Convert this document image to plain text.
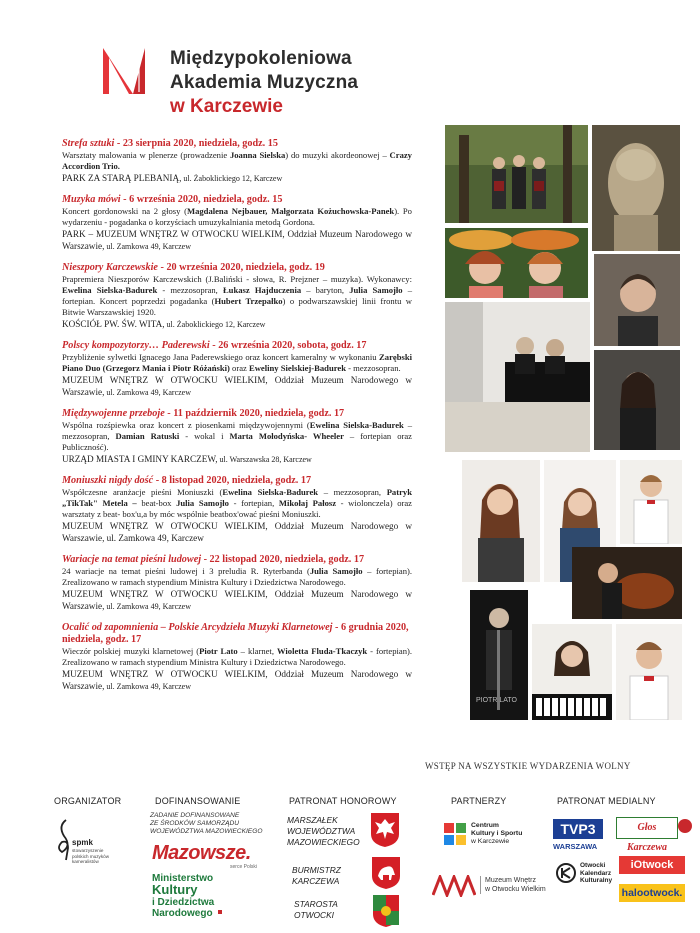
Międzypokoleniowa
Akademia Muzyczna
w Karczewie
Strefa sztuki - 23 sierpnia 2020, niedziela, godz. 15
Warsztaty malowania w plenerze (prowadzenie Joanna Sielska) do muzyki akordeonowej – Crazy Accordion Trio.
PARK ZA STARĄ PLEBANIĄ, ul. Żaboklickiego 12, Karczew
Muzyka mówi - 6 września 2020, niedziela, godz. 15
Koncert gordonowski na 2 głosy (Magdalena Nejbauer, Małgorzata Kożuchowska-Panek). Po wydarzeniu - pogadanka o korzyściach umuzykalniania metodą Gordona.
PARK – MUZEUM WNĘTRZ W OTWOCKU WIELKIM, Oddział Muzeum Narodowego w Warszawie, ul. Zamkowa 49, Karczew
Nieszpory Karczewskie - 20 września 2020, niedziela, godz. 19
Prapremiera Nieszporów Karczewskich (J.Baliński - słowa, R. Prejzner – muzyka). Wykonawcy: Ewelina Sielska-Badurek - mezzosopran, Łukasz Hajduczenia – baryton, Julia Samojło – fortepian. Koncert poprzedzi pogadanka (Hubert Trzepałko) o podwarszawskiej linii frontu w Bitwie Warszawskiej 1920.
KOŚCIÓŁ PW. ŚW. WITA, ul. Żaboklickiego 12, Karczew
Polscy kompozytorzy… Paderewski - 26 września 2020, sobota, godz. 17
Przybliżenie sylwetki Ignacego Jana Paderewskiego oraz koncert kameralny w wykonaniu Zarębski Piano Duo (Grzegorz Mania i Piotr Różański) oraz Eweliny Sielskiej-Badurek - mezzosopran.
MUZEUM WNĘTRZ W OTWOCKU WIELKIM, Oddział Muzeum Narodowego w Warszawie, ul. Zamkowa 49, Karczew
Międzywojenne przeboje - 11 październik 2020, niedziela, godz. 17
Wspólna rozśpiewka oraz koncert z piosenkami międzywojennymi (Ewelina Sielska-Badurek – mezzosopran, Damian Ratuski - wokal i Marta Mołodyńska- Wheeler – fortepian oraz Publiczność).
URZĄD MIASTA I GMINY KARCZEW, ul. Warszawska 28, Karczew
Moniuszki nigdy dość - 8 listopad 2020, niedziela, godz. 17
Współczesne aranżacje pieśni Moniuszki (Ewelina Sielska-Badurek – mezzosopran, Patryk „TikTak" Metela – beat-box Julia Samojło - fortepian, Mikołaj Pałosz - wiolonczela) oraz warsztaty z beat- box'u,a by móc wspólnie beatbox'ować pieśni Moniuszki.
MUZEUM WNĘTRZ W OTWOCKU WIELKIM, Oddział Muzeum Narodowego w Warszawie, ul. Zamkowa 49, Karczew
Wariacje na temat pieśni ludowej - 22 listopad 2020, niedziela, godz. 17
24 wariacje na temat pieśni ludowej i 3 preludia R. Ryterbanda (Julia Samojło – fortepian). Zrealizowano w ramach stypendium Ministra Kultury i Dziedzictwa Narodowego.
MUZEUM WNĘTRZ W OTWOCKU WIELKIM, Oddział Muzeum Narodowego w Warszawie, ul. Zamkowa 49, Karczew
Ocalić od zapomnienia – Polskie Arcydzieła Muzyki Klarnetowej - 6 grudnia 2020, niedziela, godz. 17
Wieczór polskiej muzyki klarnetowej (Piotr Lato – klarnet, Wioletta Fluda-Tkaczyk - fortepian). Zrealizowano w ramach stypendium Ministra Kultury i Dziedzictwa Narodowego.
MUZEUM WNĘTRZ W OTWOCKU WIELKIM, Oddział Muzeum Narodowego w Warszawie, ul. Zamkowa 49, Karczew
PIOTR LATO
WSTĘP NA WSZYSTKIE WYDARZENIA WOLNY
ORGANIZATOR
spmk
stowarzyszenie polskich muzyków kameralistów
DOFINANSOWANIE
ZADANIE DOFINANSOWANE
ZE ŚRODKÓW SAMORZĄDU
WOJEWÓDZTWA MAZOWIECKIEGO
Mazowsze.
serce Polski
Ministerstwo
Kultury
i Dziedzictwa
Narodowego
PATRONAT HONOROWY
MARSZAŁEK
WOJEWÓDZTWA
MAZOWIECKIEGO
BURMISTRZ
KARCZEWA
STAROSTA
OTWOCKI
PARTNERZY
Centrum
Kultury i Sportu
w Karczewie
Muzeum Wnętrz
w Otwocku Wielkim
PATRONAT MEDIALNY
TVP3
WARSZAWA
Głos Karczewa
Otwocki
Kalendarz
Kulturalny
iOtwock
halootwock.
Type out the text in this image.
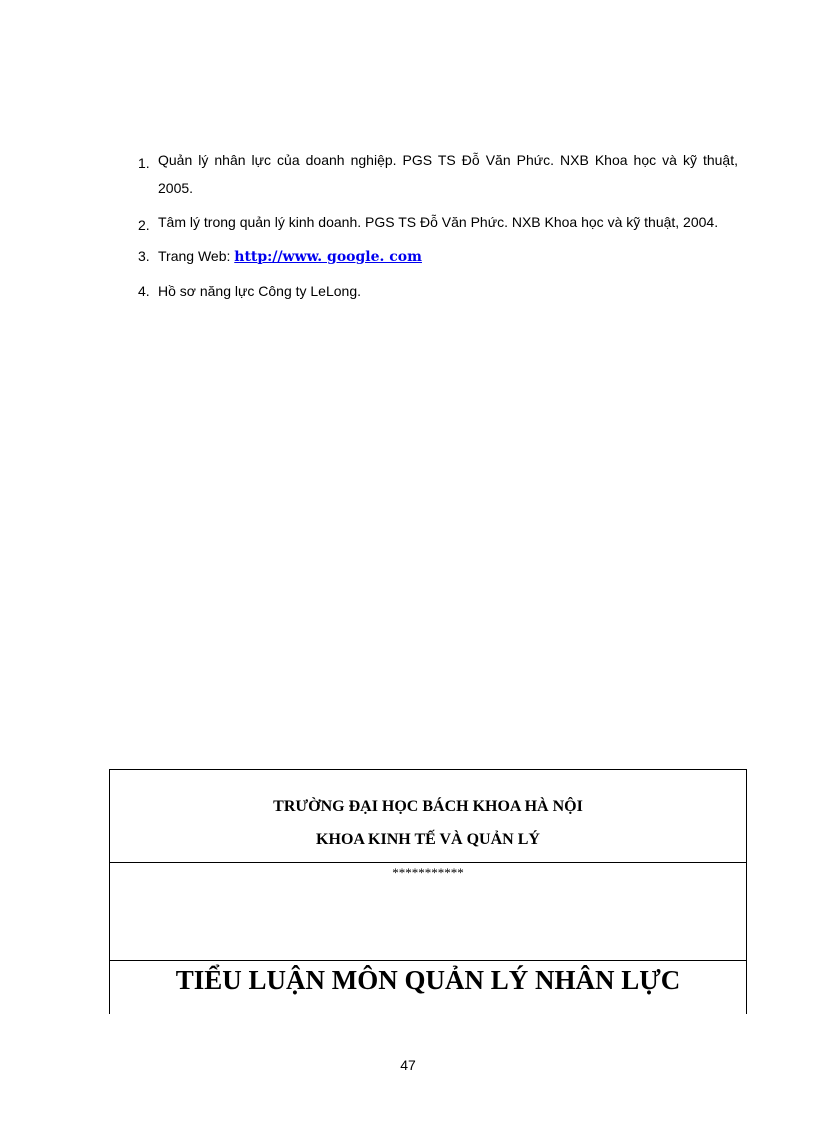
1. Quản lý nhân lực của doanh nghiệp. PGS TS Đỗ Văn Phức. NXB Khoa học và kỹ thuật, 2005.
2. Tâm lý trong quản lý kinh doanh. PGS TS Đỗ Văn Phức. NXB Khoa học và kỹ thuật, 2004.
3. Trang Web: http://www. google. com
4. Hồ sơ năng lực Công ty LeLong.
TRƯỜNG ĐẠI HỌC BÁCH KHOA HÀ NỘI
KHOA KINH TẾ VÀ QUẢN LÝ
***********
TIỂU LUẬN MÔN QUẢN LÝ NHÂN LỰC
47
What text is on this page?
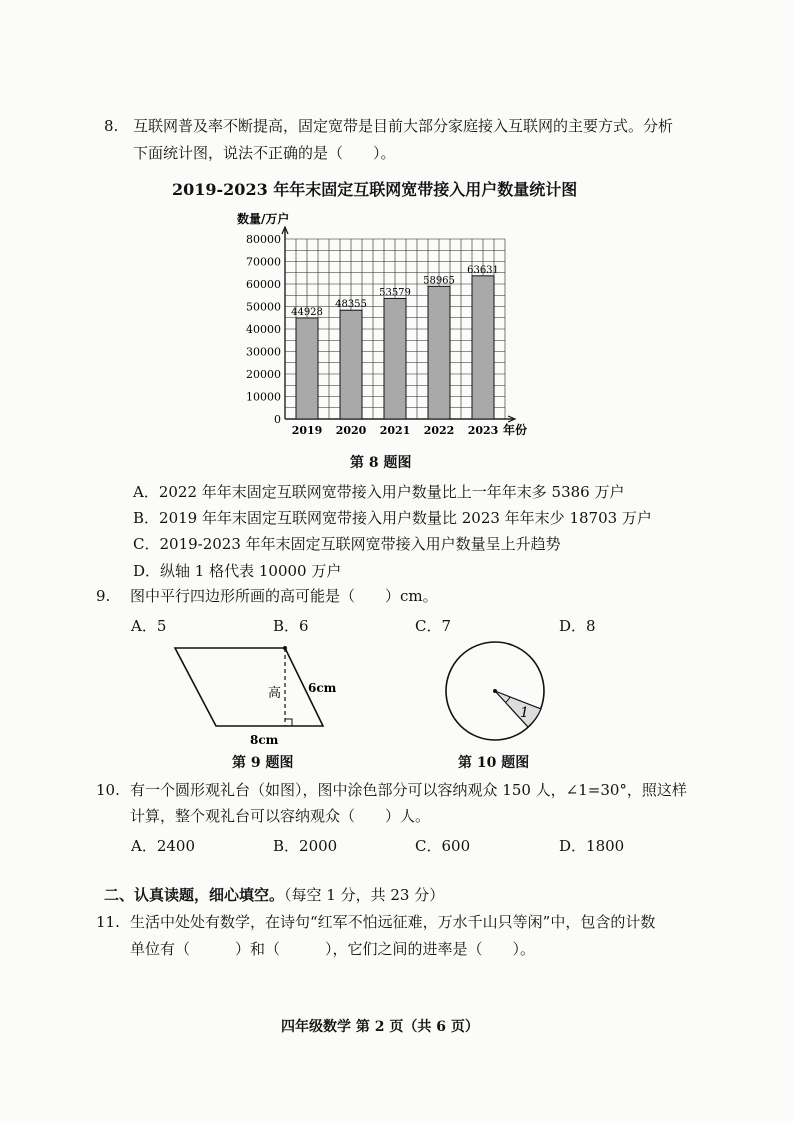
8. 互联网普及率不断提高，固定宽带是目前大部分家庭接入互联网的主要方式。分析
下面统计图，说法不正确的是（　　）。
2019-2023 年年末固定互联网宽带接入用户数量统计图
数量/万户
0
10000
20000
30000
40000
50000
60000
70000
80000
2019 2020 2021 2022 2023
44928
48355
53579
58965
63631
年份
第 8 题图
A．2022 年年末固定互联网宽带接入用户数量比上一年年末多 5386 万户
B．2019 年年末固定互联网宽带接入用户数量比 2023 年年末少 18703 万户
C．2019-2023 年年末固定互联网宽带接入用户数量呈上升趋势
D．纵轴 1 格代表 10000 万户
9. 图中平行四边形所画的高可能是（　　）cm。
A．5	B．6	C．7	D．8
高 6cm
8cm
第 9 题图
1
第 10 题图
10. 有一个圆形观礼台（如图），图中涂色部分可以容纳观众 150 人，∠1=30°，照这样
计算，整个观礼台可以容纳观众（　　）人。
A．2400	B．2000	C．600	D．1800
二、认真读题，细心填空。（每空 1 分，共 23 分）
11. 生活中处处有数学，在诗句“红军不怕远征难，万水千山只等闲”中，包含的计数
单位有（　　　）和（　　　），它们之间的进率是（　　）。
四年级数学 第 2 页（共 6 页）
++++++++++
» Goal of the exercise
Go through the preceding material and copy each line that has the word "Moniuszki".

» Task output
Moniuszki nigdy dość - 8 listopad 2020, niedziela, godz. 17
Współczesne aranżacje pieśni Moniuszki (Ewelina Sielska-Badurek – mezzosopran, Patryk „TikTak" Metela – beat-box Julia Samojło - fortepian, Mikołaj Pałosz - wiolonczela) oraz warsztaty z beat- box'u,a by móc wspólnie beatbox'ować pieśni Moniuszki.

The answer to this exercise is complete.